● Exercise prompt
Gather every line from the entries below that includes "theo".

● Supplied information

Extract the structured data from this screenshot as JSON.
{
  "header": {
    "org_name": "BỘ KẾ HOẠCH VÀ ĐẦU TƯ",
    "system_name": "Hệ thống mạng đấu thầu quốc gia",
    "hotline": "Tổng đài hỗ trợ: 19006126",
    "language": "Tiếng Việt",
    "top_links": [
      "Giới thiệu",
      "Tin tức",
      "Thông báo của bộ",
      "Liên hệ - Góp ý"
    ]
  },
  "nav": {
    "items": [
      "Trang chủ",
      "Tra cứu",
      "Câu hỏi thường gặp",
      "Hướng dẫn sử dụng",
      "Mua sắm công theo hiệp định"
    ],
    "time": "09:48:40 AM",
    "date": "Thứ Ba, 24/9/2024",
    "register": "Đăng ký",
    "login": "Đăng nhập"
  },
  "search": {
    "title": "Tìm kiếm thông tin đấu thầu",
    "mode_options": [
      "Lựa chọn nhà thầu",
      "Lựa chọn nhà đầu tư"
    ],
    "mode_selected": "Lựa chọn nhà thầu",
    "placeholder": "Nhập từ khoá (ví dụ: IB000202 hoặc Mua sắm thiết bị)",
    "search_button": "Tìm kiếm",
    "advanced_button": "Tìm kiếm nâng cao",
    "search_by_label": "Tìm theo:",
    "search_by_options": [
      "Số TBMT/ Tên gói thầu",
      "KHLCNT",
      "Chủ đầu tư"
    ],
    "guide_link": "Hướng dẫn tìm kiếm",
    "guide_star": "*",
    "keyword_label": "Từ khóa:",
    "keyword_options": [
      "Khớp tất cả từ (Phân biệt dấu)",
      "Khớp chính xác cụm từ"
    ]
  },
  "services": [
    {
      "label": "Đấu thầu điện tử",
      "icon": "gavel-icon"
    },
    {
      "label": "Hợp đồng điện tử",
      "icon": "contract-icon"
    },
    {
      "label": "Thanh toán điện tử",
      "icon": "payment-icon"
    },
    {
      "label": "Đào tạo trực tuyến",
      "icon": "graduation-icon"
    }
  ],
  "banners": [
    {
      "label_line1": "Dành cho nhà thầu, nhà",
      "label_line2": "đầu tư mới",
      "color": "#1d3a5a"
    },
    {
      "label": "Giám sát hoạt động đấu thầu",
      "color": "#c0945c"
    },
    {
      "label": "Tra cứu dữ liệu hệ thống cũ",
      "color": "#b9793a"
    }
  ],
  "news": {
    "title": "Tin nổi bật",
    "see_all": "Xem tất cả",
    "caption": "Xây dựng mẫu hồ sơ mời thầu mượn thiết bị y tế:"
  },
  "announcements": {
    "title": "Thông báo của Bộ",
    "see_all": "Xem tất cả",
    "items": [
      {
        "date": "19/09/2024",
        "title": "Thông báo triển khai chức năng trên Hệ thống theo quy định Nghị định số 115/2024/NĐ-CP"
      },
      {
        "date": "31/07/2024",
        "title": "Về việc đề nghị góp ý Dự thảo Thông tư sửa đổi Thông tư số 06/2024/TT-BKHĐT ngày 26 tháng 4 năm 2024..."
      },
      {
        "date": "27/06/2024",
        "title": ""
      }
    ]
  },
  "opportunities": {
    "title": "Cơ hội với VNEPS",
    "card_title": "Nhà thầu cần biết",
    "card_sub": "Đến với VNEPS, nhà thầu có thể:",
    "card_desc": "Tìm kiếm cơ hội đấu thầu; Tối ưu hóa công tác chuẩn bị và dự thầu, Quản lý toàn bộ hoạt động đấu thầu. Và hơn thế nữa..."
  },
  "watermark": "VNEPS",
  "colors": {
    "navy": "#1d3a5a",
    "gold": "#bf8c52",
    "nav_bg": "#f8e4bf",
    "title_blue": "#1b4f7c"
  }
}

● Expected answer
      "Mua sắm công theo hiệp định"
    "search_by_label": "Tìm theo:",
        "title": "Thông báo triển khai chức năng trên Hệ thống theo quy định Nghị định số 115/2024/NĐ-CP"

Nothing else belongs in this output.